Избранный фрагмент:
%%

Факты о сказочных персонажах и местах, которые вас удивят.
Баба-яга: проводник в загробье и знахарка
По многочисленным мультикам и фильмам мы знаем её как злобную ведьму, которая пытается персонажей то в печи заживо сжечь, то сожрать, не прочь и детей похитить, а в «Трёх богатырях» и вовсе власть над Киевом захватила. Иногда она показана как союзница Кощея Бессмертного, то потом сама его же пытается сгубить, да и то, сводя с ним личные счёты. Но на самом деле образ Бабы-яги не столь примитивен и шаблонен.
Дело все в том, что Яга — вещая старуха, хозяйка леса, повелительница зверей и птиц, охраняла границы «иного царства» — царства мертвых. В сказках Баба-яга живет на краю леса («избушка, встань ко мне передом, к лесу задом»), а лес у древних людей ассоциировался со смертью. Баба-яга не только охраняла границу между мирами живых и мертвых, но и была проводником душ умерших на тот свет, поэтому одна нога у нее костяная — та, которая стояла в мире мертвых.
В сказках сохранились отзвуки древних легенд. Так, Баба-яга помогает герою попасть в тридевятое царство — загробный мир — при помощи определенных ритуалов. Она топит баню для героя. Затем кормит-поит его. Все это соответствовало обрядам, совершаемым над покойником: омовение усопшего, «покойницкое» угощение. Еда мертвых не подходила для живых, поэтому, требуя еды, герой тем самым показывал, что он не боится этой пищи, что он «настоящий» усопший. Герой временно умирает для мира живых, чтобы попасть на тот свет, в тридевятое царство.
Баба-яга также в каком-то смысле тоже оживший мертвец, а не злобная старуха: она — старая (олицетворение угасания человеческой жизни), лохматая (а косы в те времена расплетали только умершим женщинам), подслеповатая, с костяной ногой. Даже её обитель внушала страх: забор и ворота сделаны были из человеческих костей, а на пики были насажены черепа. Это мы видим в сказке, где злая мачеха послала Василису Прекрасную в лес за огнём, а потом мачеху с дочерьми в буквальном смысле взглядом испепелил один из черепов, который Василиса на обратном пути взяла с собою.
Согласно сказкам, Бабе-яге служили либо три пары рук, о чем та ничего не сказала Василисе, мол, не люблю сор из избы выносить, либо три Всадника, олицетворяющих смену дня и ночи (в мультике про Снегурочку они олицетворяли смену времён года). В поздних изданиях ещё и девушка Чернавка добавилась, которая чесала Яге пятки и топила печь.
Но, с другой стороны, Баба-яга — совсем не нечисть, как многие думают. Вспомните, у нее железные зубы, а в старину именно железо наряду с серебром было мощным оберегом против злых сил. Она и средства знает, как помочь победить зло! Скорее всего, она имеет черты ушедших пращуров, а в древности к предкам относились с уважением, почтением и страхом; и, хотя старались не тревожить их по пустякам, так как боялись навлечь на себя беду, но в трудных ситуациях всё же обращались к ним за помощью.

%%

Набор данных:

%%

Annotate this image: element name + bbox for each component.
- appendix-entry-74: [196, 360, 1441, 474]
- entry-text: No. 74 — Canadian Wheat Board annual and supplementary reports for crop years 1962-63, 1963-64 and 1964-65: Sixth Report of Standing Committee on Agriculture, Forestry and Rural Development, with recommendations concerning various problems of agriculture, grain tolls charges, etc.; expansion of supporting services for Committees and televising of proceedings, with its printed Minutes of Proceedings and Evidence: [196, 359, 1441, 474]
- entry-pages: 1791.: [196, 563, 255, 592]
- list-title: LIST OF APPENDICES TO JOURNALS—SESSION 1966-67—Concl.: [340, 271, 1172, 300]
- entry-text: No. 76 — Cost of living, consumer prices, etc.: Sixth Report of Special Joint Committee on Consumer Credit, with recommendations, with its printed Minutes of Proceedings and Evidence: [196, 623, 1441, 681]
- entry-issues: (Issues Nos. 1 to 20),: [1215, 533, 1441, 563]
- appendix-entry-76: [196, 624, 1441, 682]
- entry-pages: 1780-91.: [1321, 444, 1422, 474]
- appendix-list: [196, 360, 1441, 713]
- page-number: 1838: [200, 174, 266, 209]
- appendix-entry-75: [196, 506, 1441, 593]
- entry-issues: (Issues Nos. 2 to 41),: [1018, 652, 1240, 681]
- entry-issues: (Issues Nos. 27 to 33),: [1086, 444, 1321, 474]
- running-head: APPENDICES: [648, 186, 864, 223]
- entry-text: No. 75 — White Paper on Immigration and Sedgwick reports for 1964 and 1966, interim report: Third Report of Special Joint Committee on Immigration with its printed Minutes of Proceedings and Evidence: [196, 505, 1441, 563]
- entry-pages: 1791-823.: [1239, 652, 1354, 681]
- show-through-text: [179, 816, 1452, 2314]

%%

Задание 1:
Проверьте, согласуются ли с текстом о Бабе-яге утверждения: (а) костяная нога Бабы-яги та, что стояла в мире мертвых; (б) зубы у Бабы-яги серебряные; (в) Баба-яга сначала топит герою баню, а затем кормит его. На каждое ответьте «да» или «нет» и дословно приведите решающие слова текста.
Задание 2:
Продолжите текст о Бабе-яге, начав сразу после его последнего предложения.
Записи получены из другого источника.

Итоговый ответ 1:
(а) Да: «поэтому одна нога у нее костяная — та, которая стояла в мире мертвых».
(б) Нет: «у нее железные зубы».
(в) Да: «Она топит баню для героя. Затем кормит-поит его».

Итоговый ответ 2:
По другой версии, прототип Бабы-яги — это женщины ведуньи, знахарки, которые лечили людей. Часто это были нелюдимые люди, которые жили вдали от поселений, в лесу. Многие ученые выводят слово «яга» от древнерусского слово «язя» («яза»), означающего «немощь», «болезнь» и постепенно вышедшего из употребления после XI века. Еще выводят слово «яга» от «ягать» — кричать, вкладывая в свой крик все силы. Ягать учили рожающих женщин бабки-повитухи, ведуньи. Но также «ягать» означало «кричать» в смысле «браниться, ругаться». Выводят «ягу» и из слова «ягая», имеющего два значения: «злая» и «больная». Кстати, в некоторых славянских языках «ягая» означает человека с больной ногой (помните костяную ногу Бабы-яги?). Возможно, Баба-яга вобрала в себя какое-нибудь или даже все эти значения.
Страсть Бабы-яги поджаривать детей в печи на лопате очень напоминает так называемый обряд «перепекания», или «припекания», младенцев, больных рахитом или атрофией, а иногда так делали неспокойным и плохо развивающимся деткам, «поменявшим день с ночью». Ребенка заворачивали в «пеленку» из теста, клали на деревянную хлебную лопату и трижды всовывали в теплую печь. Потом ребенка разворачивали, а тесто отдавали на съедение собакам. И это действительно часто помогало, и обряд этот практиковался вплоть до середины 20 века! Только вот в сказках он поменял знак с плюса (лечение ребенка) на минус (ребенка жарят, чтобы съесть). Предполагают, что это произошло уже в те времена, когда на Руси начало утверждаться христианство, и когда активно искоренялось всё языческое. Но, по-видимому, до конца одолеть Бабу-ягу — наследницу народных целительниц — всё же не удалось: вспомните, разве хотя бы в одной сказке Бабе-яге удалось кого-нибудь изжарить?
А вот ступа, на которой летает Баба-яга при таком раскладе, – очень серьезный аргумент. Ступа была атрибутом древнеславянской богини Макоши. Интересно, что во многих сказках Баба-яга часто прядет, собирает нити — силы, определявшие судьбы людей. Отождествлялись с образом вечной нити жизни. Баба-яга владеет ступой и олицетворяет женское начало. При этом пест — символ начала мужского. Ступа была принадлежностью хозяйства мельника, а мельница, это широко известно, в народных представлениях, с одной стороны, ассоциируется с чертовщиной, а с другой, стала местом помола муки как основы хлеба, отношение к хлебам было сакральным, священным.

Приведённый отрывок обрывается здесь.